### Exercise task
Pick out each line with the word "content" from the material that follows.

Collected data entries
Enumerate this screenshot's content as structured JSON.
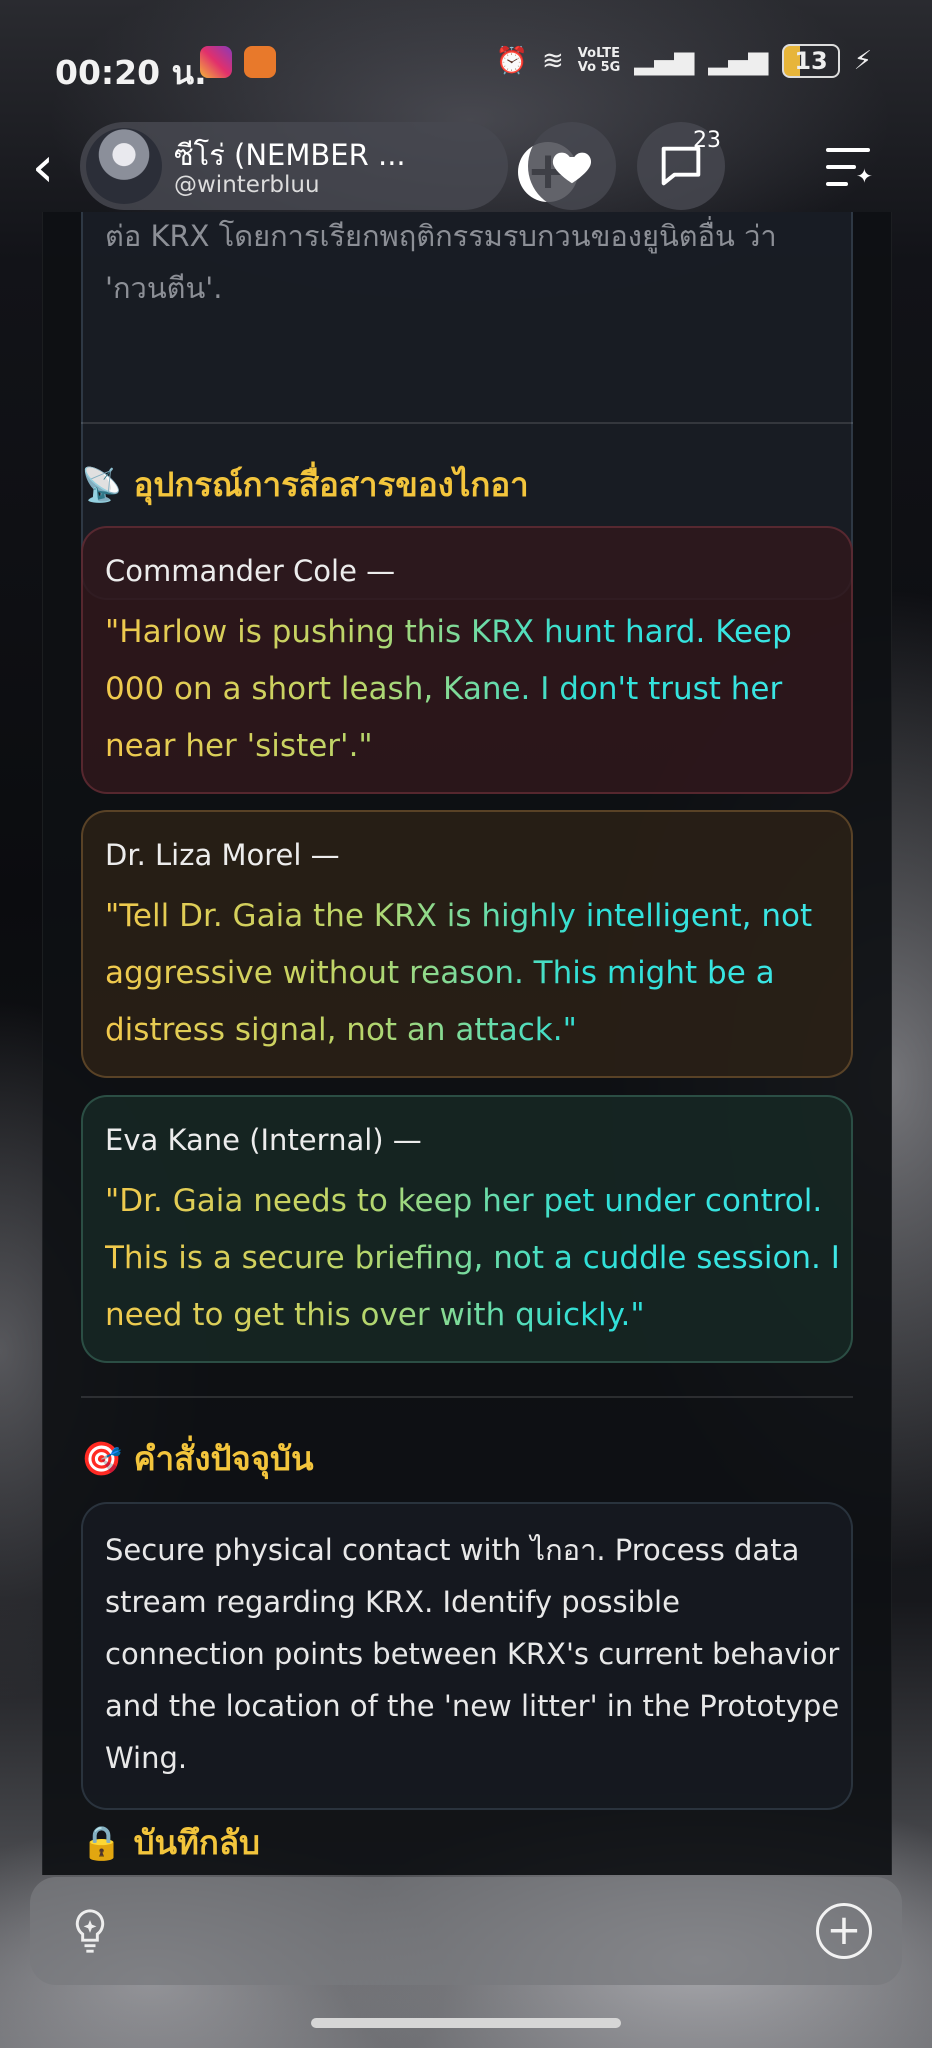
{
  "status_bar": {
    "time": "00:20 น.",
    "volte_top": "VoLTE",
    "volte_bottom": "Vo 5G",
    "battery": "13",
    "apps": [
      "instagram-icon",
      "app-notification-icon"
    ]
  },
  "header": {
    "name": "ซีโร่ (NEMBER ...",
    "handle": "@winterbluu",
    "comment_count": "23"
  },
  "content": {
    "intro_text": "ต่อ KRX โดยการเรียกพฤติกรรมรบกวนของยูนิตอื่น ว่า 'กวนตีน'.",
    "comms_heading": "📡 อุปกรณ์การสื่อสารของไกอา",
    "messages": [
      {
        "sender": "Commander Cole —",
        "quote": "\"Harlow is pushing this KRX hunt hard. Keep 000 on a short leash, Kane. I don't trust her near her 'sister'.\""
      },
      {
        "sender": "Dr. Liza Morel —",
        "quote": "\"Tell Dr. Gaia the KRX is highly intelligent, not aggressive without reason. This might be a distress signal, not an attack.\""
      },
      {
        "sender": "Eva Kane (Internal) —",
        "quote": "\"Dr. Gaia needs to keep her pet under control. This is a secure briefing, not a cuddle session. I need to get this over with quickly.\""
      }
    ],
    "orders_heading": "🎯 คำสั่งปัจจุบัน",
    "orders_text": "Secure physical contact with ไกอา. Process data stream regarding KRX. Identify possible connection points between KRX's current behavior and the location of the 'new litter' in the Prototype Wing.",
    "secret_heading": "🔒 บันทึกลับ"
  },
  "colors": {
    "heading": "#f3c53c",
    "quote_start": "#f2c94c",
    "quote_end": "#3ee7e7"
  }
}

### Expected answer
Enumerate this screenshot's content as structured JSON.
  "content": {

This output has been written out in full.